StdTrap: a magical Pythonic mechanism for intercepting console output

As a programmer I believe less is more. Good code is small, simple and elegant and many times favorable to larger, noisier code that does the same. It's not just about aesthetics either. Making code small and beautiful makes it easier to read, and easier to understand. Which is guaranteed to make it work better. Trust me on this.

Every so often, I will come across a pattern that I suddenly realize would be so much easier to handle if only I had a magical primitive that would do what I want. By "magical" I mean a simple programming primitive that may have very simple interface that hides tricky internal machinery.

The impetus for some of my best work has come from these sudden insights. I've been interested in making things work "by magic" from my very first days as a programmer. I suspect I owe much of my technical skills to my willingness to embrace these challenges rather than shrinking away to the path of least resistance. I think most programmers miss out on these opportunities for growth because The Right Way is usually not the Easiest Way or the Quickest Way. You have to really care about the quality of your craft to go out of your way to make things beautiful on the inside.

The stdtrap.py module in turnkey-pylib demonstrate this principle well. I wrote it a few years ago to simplify large swaths of Python glue code. The interface is extremely simple:

trap = StdTrap(transparent=False)

### MATERIAL SHOWN:
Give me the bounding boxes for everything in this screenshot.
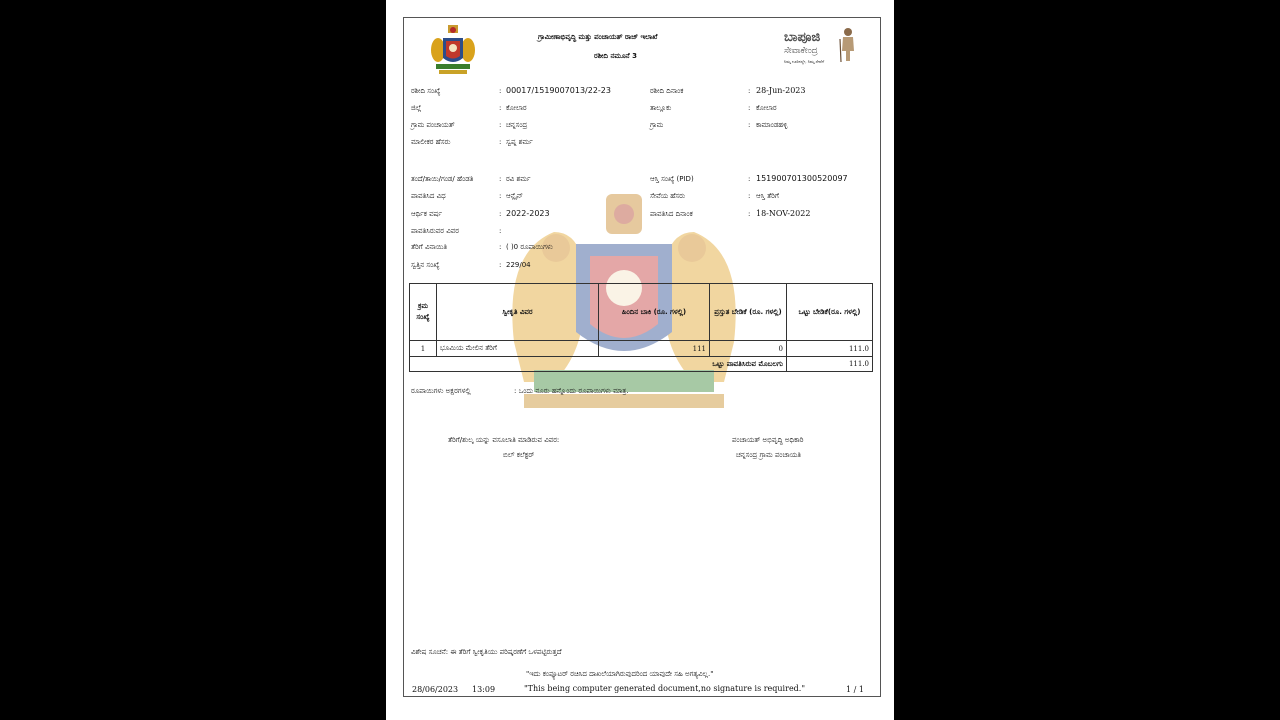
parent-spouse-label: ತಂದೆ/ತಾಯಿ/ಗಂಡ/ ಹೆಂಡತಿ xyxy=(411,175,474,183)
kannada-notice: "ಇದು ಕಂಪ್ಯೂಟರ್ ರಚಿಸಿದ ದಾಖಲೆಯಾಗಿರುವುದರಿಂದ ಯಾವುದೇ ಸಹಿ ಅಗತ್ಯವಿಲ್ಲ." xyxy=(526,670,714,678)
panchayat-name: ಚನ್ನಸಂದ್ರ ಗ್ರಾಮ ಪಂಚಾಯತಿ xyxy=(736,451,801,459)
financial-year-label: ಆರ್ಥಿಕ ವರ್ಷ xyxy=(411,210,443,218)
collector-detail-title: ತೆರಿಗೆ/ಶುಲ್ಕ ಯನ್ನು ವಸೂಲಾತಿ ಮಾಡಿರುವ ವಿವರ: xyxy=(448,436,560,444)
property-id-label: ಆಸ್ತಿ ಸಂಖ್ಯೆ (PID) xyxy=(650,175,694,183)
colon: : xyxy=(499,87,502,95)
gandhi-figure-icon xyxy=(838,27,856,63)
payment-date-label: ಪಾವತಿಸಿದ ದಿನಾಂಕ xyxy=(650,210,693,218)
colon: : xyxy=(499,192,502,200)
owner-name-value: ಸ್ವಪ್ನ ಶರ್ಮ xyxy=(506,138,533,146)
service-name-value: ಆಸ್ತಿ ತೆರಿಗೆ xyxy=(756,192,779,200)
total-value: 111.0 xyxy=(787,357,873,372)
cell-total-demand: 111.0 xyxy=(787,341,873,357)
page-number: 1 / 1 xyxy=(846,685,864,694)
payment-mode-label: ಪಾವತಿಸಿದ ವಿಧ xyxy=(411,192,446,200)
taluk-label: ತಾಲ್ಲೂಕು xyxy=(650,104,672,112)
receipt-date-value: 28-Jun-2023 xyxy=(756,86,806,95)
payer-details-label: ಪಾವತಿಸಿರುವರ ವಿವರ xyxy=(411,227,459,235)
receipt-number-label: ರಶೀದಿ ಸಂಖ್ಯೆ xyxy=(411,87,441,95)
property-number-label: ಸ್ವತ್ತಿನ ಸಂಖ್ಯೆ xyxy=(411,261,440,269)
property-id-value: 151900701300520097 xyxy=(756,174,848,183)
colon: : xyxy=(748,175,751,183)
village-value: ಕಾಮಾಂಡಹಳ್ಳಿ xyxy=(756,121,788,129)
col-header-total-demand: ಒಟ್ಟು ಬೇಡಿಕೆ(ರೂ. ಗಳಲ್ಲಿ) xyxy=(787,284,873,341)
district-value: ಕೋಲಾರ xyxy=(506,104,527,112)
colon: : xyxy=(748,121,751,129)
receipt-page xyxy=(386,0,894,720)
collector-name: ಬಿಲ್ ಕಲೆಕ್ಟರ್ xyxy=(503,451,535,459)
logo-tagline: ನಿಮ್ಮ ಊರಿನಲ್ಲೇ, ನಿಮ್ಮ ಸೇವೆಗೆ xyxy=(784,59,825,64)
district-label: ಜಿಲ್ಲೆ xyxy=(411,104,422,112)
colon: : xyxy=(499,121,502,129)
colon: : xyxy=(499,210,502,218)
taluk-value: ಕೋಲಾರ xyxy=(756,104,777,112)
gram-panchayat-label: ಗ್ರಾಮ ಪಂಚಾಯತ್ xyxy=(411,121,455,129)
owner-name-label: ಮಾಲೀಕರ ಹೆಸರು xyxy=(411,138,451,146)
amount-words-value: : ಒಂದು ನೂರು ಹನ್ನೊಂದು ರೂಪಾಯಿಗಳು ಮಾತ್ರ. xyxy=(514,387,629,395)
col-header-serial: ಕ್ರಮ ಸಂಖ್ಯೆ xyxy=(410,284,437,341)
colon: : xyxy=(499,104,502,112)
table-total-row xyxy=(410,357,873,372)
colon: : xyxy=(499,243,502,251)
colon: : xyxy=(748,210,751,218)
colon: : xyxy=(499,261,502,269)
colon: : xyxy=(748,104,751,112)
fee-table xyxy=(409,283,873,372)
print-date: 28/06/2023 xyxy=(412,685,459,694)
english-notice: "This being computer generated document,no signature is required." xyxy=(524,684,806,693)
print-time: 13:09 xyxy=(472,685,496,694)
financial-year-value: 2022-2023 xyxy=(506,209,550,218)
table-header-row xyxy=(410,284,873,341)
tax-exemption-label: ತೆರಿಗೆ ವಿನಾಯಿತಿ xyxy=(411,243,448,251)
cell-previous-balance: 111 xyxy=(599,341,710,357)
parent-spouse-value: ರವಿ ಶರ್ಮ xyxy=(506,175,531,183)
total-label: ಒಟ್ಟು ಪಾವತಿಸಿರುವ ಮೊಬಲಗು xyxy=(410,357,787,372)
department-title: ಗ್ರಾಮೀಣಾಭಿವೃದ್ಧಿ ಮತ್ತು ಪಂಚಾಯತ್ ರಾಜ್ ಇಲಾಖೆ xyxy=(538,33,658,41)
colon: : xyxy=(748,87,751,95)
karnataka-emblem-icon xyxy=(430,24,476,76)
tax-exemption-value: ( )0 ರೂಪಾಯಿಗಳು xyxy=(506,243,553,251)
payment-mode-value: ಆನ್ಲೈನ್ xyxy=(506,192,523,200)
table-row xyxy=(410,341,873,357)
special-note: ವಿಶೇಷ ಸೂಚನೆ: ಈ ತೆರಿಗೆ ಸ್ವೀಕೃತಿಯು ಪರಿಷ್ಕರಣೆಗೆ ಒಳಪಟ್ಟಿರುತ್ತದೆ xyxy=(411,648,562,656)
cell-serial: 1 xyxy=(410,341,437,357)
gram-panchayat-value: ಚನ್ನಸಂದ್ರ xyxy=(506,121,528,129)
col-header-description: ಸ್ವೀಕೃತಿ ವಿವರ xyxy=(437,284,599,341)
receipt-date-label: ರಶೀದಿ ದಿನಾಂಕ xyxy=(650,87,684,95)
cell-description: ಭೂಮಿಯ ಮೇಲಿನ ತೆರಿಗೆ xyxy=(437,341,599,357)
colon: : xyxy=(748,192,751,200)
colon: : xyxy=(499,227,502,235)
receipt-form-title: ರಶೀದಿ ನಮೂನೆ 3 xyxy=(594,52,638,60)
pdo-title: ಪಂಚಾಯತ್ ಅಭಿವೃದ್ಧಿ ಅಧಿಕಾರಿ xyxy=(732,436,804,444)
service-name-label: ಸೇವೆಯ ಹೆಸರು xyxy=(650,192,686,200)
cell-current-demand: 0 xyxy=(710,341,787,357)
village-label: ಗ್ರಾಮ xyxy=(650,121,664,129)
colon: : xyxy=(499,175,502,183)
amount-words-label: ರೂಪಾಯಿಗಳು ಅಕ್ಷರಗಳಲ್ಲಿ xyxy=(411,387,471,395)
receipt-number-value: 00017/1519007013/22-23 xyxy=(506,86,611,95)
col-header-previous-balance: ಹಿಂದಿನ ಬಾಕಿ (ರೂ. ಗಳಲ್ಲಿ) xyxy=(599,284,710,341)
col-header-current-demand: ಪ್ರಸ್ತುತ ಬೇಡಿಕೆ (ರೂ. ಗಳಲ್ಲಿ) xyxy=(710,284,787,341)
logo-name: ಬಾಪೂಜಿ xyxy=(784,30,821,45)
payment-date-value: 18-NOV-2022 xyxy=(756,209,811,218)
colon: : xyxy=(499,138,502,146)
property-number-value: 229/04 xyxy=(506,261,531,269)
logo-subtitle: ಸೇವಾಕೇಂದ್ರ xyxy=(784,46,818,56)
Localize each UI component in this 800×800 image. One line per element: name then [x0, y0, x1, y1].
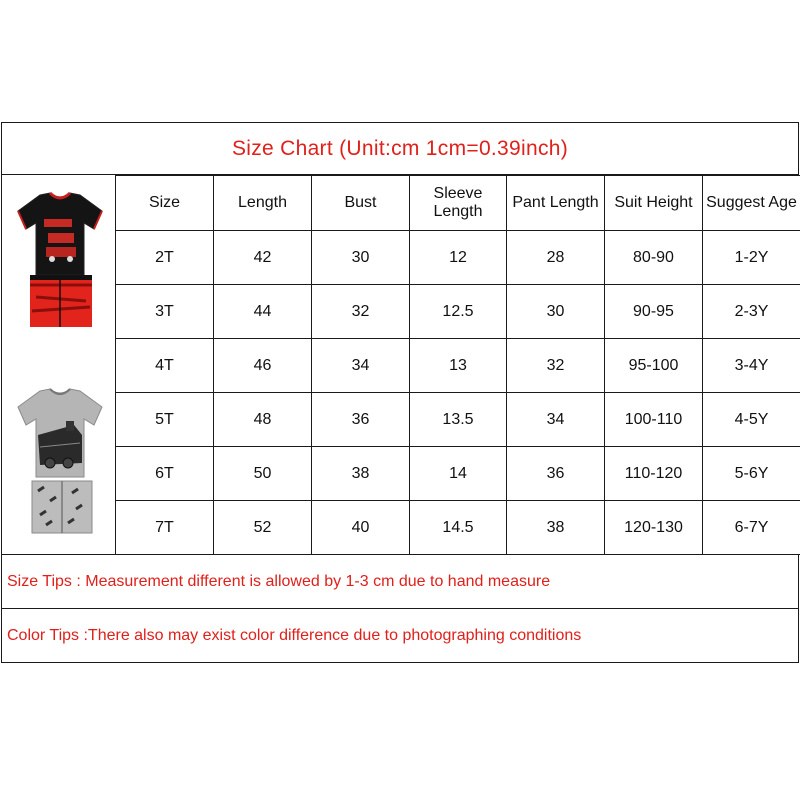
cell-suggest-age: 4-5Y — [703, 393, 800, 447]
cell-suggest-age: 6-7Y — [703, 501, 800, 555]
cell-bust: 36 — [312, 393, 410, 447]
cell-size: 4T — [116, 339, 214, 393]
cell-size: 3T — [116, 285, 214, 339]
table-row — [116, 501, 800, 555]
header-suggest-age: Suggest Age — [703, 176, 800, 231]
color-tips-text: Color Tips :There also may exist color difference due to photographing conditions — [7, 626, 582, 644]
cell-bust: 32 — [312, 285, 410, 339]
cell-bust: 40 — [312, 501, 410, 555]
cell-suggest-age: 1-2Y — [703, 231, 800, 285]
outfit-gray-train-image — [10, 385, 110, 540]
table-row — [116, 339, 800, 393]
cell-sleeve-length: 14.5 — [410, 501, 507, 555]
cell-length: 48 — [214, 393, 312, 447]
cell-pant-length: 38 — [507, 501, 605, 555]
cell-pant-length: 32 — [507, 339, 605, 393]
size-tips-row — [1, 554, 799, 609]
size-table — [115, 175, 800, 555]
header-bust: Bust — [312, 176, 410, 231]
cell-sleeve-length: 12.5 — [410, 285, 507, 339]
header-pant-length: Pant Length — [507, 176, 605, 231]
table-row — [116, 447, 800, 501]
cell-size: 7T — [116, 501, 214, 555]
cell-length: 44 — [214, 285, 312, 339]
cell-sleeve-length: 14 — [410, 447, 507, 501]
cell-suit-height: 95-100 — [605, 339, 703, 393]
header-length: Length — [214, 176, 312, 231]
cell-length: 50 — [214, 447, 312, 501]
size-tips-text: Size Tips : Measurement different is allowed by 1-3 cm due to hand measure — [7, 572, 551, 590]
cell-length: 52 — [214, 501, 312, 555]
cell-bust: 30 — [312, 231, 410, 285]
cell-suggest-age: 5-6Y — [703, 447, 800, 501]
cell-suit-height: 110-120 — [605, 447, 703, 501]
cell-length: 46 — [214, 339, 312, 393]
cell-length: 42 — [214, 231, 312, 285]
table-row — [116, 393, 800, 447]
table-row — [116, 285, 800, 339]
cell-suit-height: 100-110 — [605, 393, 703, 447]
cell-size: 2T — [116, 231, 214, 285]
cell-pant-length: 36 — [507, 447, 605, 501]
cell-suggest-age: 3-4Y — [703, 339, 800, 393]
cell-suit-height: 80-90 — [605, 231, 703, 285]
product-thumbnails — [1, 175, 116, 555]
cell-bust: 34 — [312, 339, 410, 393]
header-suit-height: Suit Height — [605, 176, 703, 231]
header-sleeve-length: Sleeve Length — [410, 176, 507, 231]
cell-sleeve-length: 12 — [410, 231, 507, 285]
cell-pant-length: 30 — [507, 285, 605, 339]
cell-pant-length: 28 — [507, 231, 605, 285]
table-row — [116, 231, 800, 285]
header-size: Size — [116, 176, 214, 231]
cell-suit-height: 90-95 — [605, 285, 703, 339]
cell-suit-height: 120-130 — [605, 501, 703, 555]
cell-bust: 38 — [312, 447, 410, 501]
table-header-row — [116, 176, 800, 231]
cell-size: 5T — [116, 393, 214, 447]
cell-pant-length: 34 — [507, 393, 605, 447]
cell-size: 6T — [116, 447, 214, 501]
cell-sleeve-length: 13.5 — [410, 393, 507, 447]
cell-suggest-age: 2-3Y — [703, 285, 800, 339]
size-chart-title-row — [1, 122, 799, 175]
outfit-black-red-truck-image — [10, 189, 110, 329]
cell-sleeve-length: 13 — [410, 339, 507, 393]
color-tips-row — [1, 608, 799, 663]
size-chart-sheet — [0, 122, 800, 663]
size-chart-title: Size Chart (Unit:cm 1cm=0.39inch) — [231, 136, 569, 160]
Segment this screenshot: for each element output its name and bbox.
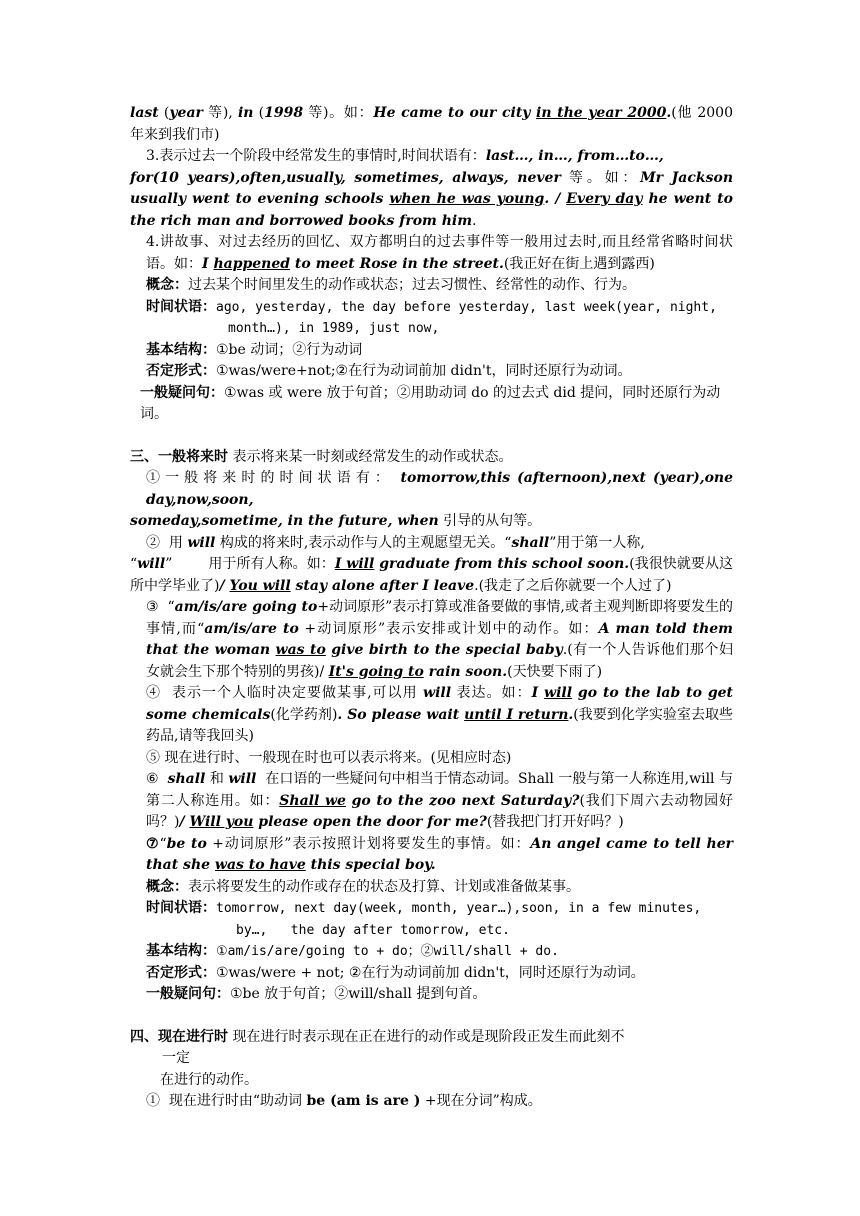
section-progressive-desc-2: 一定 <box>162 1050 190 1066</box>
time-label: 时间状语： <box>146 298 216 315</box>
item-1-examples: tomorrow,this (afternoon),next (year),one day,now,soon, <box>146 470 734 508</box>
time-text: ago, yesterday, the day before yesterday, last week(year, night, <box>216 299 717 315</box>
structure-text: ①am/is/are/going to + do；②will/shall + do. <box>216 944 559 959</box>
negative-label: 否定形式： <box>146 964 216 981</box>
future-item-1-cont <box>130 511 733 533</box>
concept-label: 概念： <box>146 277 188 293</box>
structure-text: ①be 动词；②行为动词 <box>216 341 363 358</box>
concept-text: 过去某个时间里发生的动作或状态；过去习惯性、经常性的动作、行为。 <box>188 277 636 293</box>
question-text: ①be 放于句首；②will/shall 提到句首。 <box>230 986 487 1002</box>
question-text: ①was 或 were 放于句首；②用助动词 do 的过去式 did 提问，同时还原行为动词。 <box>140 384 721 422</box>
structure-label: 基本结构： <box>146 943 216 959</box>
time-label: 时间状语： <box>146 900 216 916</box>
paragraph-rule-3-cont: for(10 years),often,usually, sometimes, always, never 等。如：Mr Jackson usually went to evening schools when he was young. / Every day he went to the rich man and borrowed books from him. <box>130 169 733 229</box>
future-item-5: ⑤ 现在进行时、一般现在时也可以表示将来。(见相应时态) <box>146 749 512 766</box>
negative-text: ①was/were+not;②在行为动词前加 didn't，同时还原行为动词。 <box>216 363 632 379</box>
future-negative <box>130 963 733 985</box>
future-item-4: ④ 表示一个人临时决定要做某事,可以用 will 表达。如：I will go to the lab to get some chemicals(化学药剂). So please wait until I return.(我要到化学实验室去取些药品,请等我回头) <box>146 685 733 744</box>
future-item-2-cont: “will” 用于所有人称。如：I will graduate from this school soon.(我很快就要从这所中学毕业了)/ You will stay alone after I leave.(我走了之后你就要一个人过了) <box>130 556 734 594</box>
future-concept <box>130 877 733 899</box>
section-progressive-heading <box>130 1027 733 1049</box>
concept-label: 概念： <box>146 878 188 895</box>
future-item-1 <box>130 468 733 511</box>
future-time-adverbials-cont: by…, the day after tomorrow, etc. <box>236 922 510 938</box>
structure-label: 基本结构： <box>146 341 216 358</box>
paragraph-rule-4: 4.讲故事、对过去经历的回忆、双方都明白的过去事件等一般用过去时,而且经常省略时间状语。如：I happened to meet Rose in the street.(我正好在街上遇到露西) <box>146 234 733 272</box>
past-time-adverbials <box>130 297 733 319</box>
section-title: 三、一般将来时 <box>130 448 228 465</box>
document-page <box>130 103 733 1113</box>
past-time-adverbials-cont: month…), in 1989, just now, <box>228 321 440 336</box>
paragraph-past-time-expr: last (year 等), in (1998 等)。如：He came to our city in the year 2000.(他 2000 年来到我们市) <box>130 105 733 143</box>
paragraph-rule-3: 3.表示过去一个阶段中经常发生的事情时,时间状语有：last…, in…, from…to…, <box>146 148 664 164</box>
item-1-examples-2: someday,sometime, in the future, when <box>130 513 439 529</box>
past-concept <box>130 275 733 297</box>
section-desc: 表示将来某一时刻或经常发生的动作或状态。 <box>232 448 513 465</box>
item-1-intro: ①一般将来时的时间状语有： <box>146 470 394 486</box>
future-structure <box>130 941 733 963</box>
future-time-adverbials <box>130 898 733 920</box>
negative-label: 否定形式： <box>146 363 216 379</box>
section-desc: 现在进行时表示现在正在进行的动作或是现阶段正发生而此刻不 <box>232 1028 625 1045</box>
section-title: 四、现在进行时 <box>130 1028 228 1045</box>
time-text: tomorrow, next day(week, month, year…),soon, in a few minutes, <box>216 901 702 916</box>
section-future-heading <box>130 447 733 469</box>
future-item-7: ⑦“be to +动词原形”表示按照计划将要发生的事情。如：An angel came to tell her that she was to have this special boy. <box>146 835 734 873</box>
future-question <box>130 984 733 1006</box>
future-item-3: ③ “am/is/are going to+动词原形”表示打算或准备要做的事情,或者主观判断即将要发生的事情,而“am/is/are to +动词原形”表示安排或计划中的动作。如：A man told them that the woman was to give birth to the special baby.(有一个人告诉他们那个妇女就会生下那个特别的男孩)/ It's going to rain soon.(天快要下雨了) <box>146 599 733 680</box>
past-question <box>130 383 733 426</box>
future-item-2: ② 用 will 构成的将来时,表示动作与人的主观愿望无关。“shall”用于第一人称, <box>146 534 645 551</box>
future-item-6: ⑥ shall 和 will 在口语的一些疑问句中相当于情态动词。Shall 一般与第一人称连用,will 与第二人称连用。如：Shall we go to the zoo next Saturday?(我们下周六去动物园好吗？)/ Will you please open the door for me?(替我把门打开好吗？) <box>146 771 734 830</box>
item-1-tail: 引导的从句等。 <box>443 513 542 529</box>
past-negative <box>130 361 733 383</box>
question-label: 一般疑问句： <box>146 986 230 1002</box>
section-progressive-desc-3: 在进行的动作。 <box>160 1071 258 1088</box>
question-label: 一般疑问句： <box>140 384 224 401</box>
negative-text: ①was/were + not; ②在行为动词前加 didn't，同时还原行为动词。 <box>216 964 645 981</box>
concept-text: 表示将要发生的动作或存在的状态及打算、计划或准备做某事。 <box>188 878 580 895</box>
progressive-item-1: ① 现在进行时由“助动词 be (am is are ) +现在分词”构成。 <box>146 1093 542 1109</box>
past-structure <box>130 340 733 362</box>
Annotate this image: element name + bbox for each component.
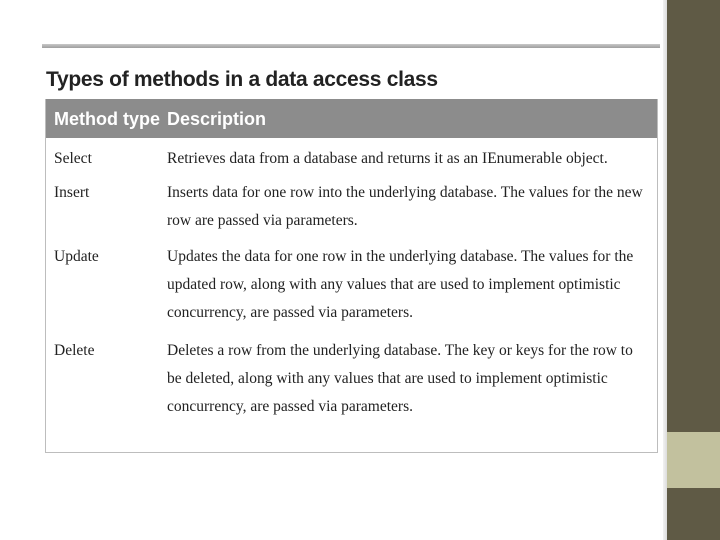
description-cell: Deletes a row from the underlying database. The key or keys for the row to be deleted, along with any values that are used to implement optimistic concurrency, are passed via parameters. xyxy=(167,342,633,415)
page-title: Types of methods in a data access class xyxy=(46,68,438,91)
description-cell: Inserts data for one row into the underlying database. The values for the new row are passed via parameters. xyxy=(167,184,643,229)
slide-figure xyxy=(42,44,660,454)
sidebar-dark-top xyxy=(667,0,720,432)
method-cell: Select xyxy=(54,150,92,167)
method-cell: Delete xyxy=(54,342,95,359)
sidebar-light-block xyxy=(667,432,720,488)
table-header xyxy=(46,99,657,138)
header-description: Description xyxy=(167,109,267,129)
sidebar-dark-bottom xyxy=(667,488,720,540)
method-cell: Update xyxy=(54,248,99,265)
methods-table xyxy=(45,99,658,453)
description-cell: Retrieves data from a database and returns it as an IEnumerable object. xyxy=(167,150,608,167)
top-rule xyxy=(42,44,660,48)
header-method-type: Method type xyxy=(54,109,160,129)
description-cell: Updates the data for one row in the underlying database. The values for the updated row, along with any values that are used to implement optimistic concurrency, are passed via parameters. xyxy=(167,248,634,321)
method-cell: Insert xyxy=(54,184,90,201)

### TO BE DONE:
a. Answer these questions from the StdTrap post, one line each:
(i) What does the author mean by "magical"?
(ii) According to the author, why do most programmers miss out on opportunities for growth?
(iii) Which module does the author say demonstrates this principle well, and in what library is it found?
b. List the three qualities of good code that the StdTrap post names in the sentence beginning "Good code is".
c. Summarize the StdTrap post in two sentences.

### RESULTS:
a.
(i) A simple programming primitive that may have a very simple interface that hides tricky internal machinery.
(ii) Because The Right Way is usually not the Easiest Way or the Quickest Way.
(iii) The stdtrap.py module, in turnkey-pylib.

b. Small, simple, elegant

c. The author holds that small, simple, elegant code is easier to read and understand. He says some of his best work came from wanting "magical" primitives with simple interfaces over tricky internal machinery, and he gives the stdtrap.py module in turnkey-pylib as an example that he wrote to simplify Python glue code.